(WORK INSTRUCTIONS)
Only the pictures are omitted; repeat all other data exactly.

(AVAILABLE RECORDS)
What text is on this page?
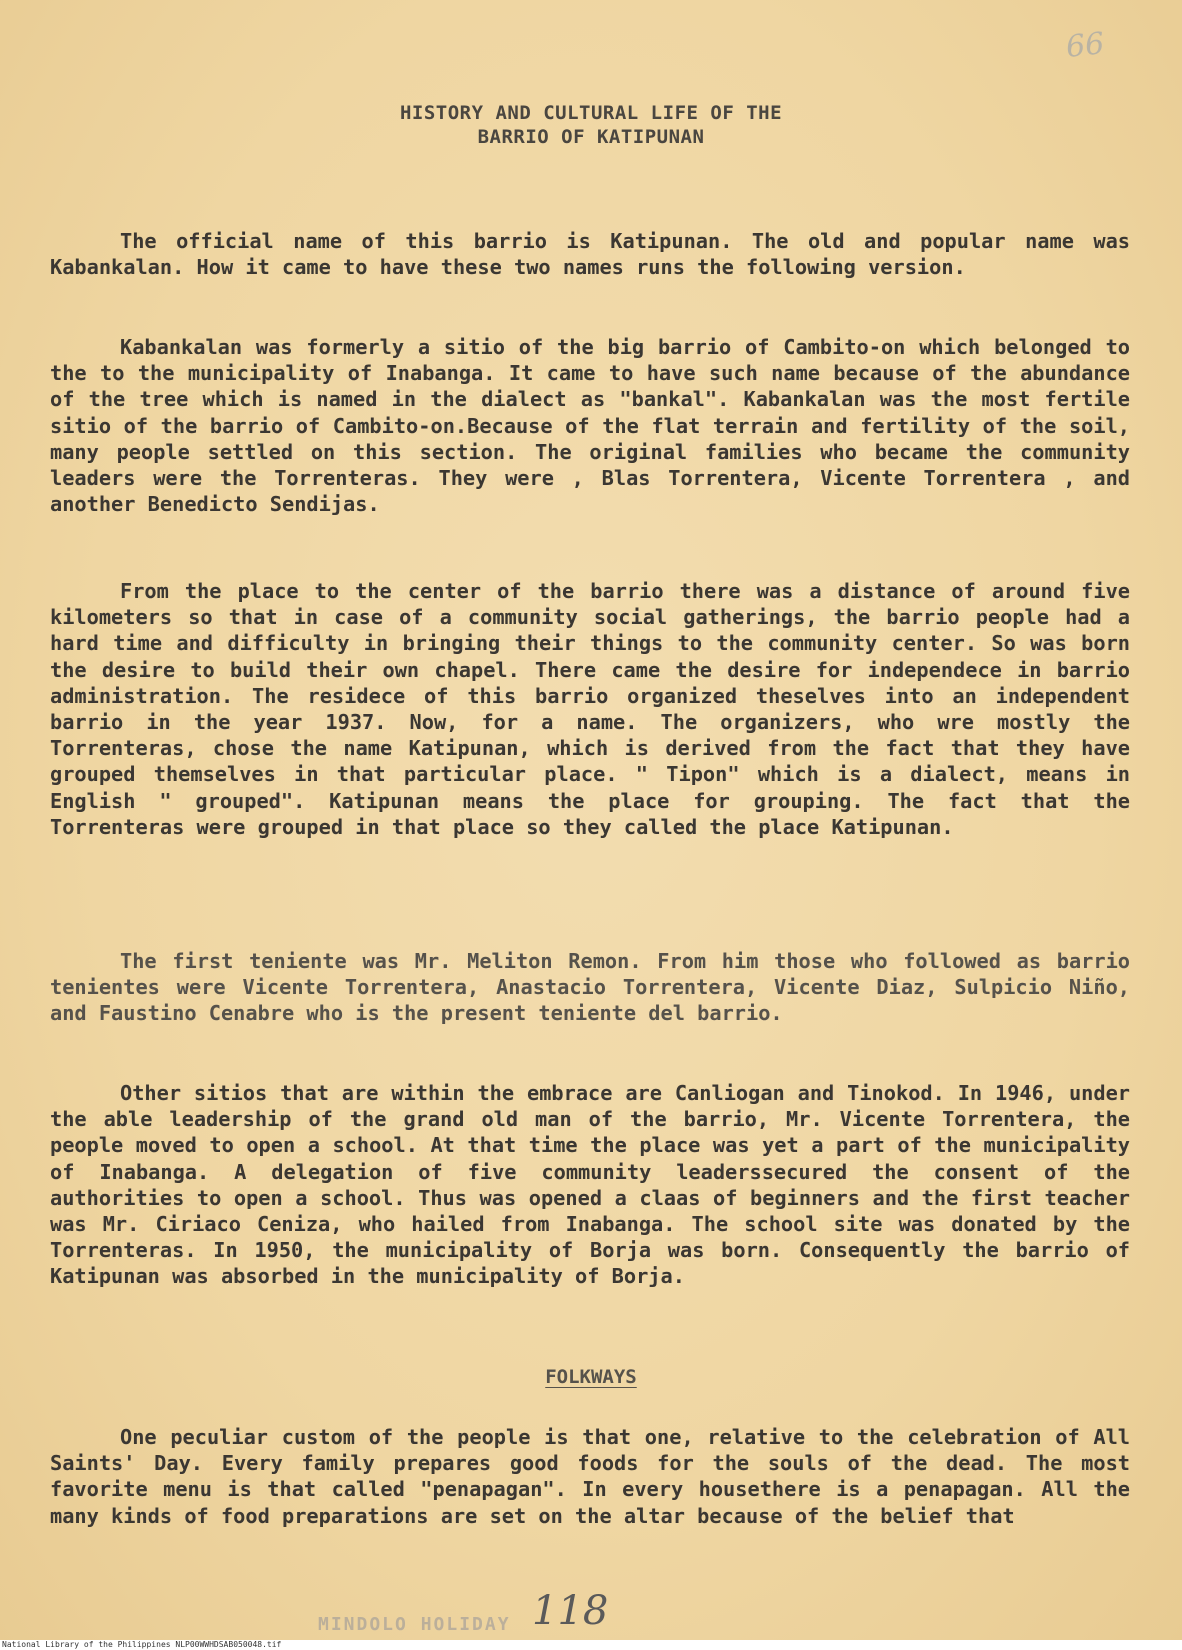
66
HISTORY AND CULTURAL LIFE OF THE
BARRIO OF KATIPUNAN

The official name of this barrio is Katipunan. The old and popular name was Kabankalan. How it came to have these two names runs the following version.

Kabankalan was formerly a sitio of the big barrio of Cambito-on which belonged to the to the municipality of Inabanga. It came to have such name because of the abundance of the tree which is named in the dialect as "bankal". Kabankalan was the most fertile sitio of the barrio of Cambito-on.Because of the flat terrain and fertility of the soil, many people settled on this section. The original families who became the community leaders were the Torrenteras. They were , Blas Torrentera, Vicente Torrentera , and another Benedicto Sendijas.

From the place to the center of the barrio there was a distance of around five kilometers so that in case of a community social gatherings, the barrio people had a hard time and difficulty in bringing their things to the community center. So was born the desire to build their own chapel. There came the desire for independece in barrio administration. The residece of this barrio organized theselves into an independent barrio in the year 1937. Now, for a name. The organizers, who wre mostly the Torrenteras, chose the name Katipunan, which is derived from the fact that they have grouped themselves in that particular place. " Tipon" which is a dialect, means in English " grouped". Katipunan means the place for grouping. The fact that the Torrenteras were grouped in that place so they called the place Katipunan.

The first teniente was Mr. Meliton Remon. From him those who followed as barrio tenientes were Vicente Torrentera, Anastacio Torrentera, Vicente Diaz, Sulpicio Niño, and Faustino Cenabre who is the present teniente del barrio.

Other sitios that are within the embrace are Canliogan and Tinokod. In 1946, under the able leadership of the grand old man of the barrio, Mr. Vicente Torrentera, the people moved to open a school. At that time the place was yet a part of the municipality of Inabanga. A delegation of five community leaderssecured the consent of the authorities to open a school. Thus was opened a claas of beginners and the first teacher was Mr. Ciriaco Ceniza, who hailed from Inabanga. The school site was donated by the Torrenteras. In 1950, the municipality of Borja was born. Consequently the barrio of Katipunan was absorbed in the municipality of Borja.

FOLKWAYS

One peculiar custom of the people is that one, relative to the celebration of All Saints' Day. Every family prepares good foods for the souls of the dead. The most favorite menu is that called "penapagan". In every housethere is a penapagan. All the many kinds of food preparations are set on the altar because of the belief that

MINDOLO HOLIDAY 118
National Library of the Philippines NLP00WWHDSAB050048.tif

(FINISHED TASK)
What text is on this page?
66
HISTORY AND CULTURAL LIFE OF THE
BARRIO OF KATIPUNAN

The official name of this barrio is Katipunan. The old and popular name was Kabankalan. How it came to have these two names runs the following version.

Kabankalan was formerly a sitio of the big barrio of Cambito-on which belonged to the to the municipality of Inabanga. It came to have such name because of the abundance of the tree which is named in the dialect as "bankal". Kabankalan was the most fertile sitio of the barrio of Cambito-on.Because of the flat terrain and fertility of the soil, many people settled on this section. The original families who became the community leaders were the Torrenteras. They were , Blas Torrentera, Vicente Torrentera , and another Benedicto Sendijas.

From the place to the center of the barrio there was a distance of around five kilometers so that in case of a community social gatherings, the barrio people had a hard time and difficulty in bringing their things to the community center. So was born the desire to build their own chapel. There came the desire for independece in barrio administration. The residece of this barrio organized theselves into an independent barrio in the year 1937. Now, for a name. The organizers, who wre mostly the Torrenteras, chose the name Katipunan, which is derived from the fact that they have grouped themselves in that particular place. " Tipon" which is a dialect, means in English " grouped". Katipunan means the place for grouping. The fact that the Torrenteras were grouped in that place so they called the place Katipunan.

The first teniente was Mr. Meliton Remon. From him those who followed as barrio tenientes were Vicente Torrentera, Anastacio Torrentera, Vicente Diaz, Sulpicio Niño, and Faustino Cenabre who is the present teniente del barrio.

Other sitios that are within the embrace are Canliogan and Tinokod. In 1946, under the able leadership of the grand old man of the barrio, Mr. Vicente Torrentera, the people moved to open a school. At that time the place was yet a part of the municipality of Inabanga. A delegation of five community leaderssecured the consent of the authorities to open a school. Thus was opened a claas of beginners and the first teacher was Mr. Ciriaco Ceniza, who hailed from Inabanga. The school site was donated by the Torrenteras. In 1950, the municipality of Borja was born. Consequently the barrio of Katipunan was absorbed in the municipality of Borja.

FOLKWAYS

One peculiar custom of the people is that one, relative to the celebration of All Saints' Day. Every family prepares good foods for the souls of the dead. The most favorite menu is that called "penapagan". In every housethere is a penapagan. All the many kinds of food preparations are set on the altar because of the belief that

MINDOLO HOLIDAY 118
National Library of the Philippines NLP00WWHDSAB050048.tif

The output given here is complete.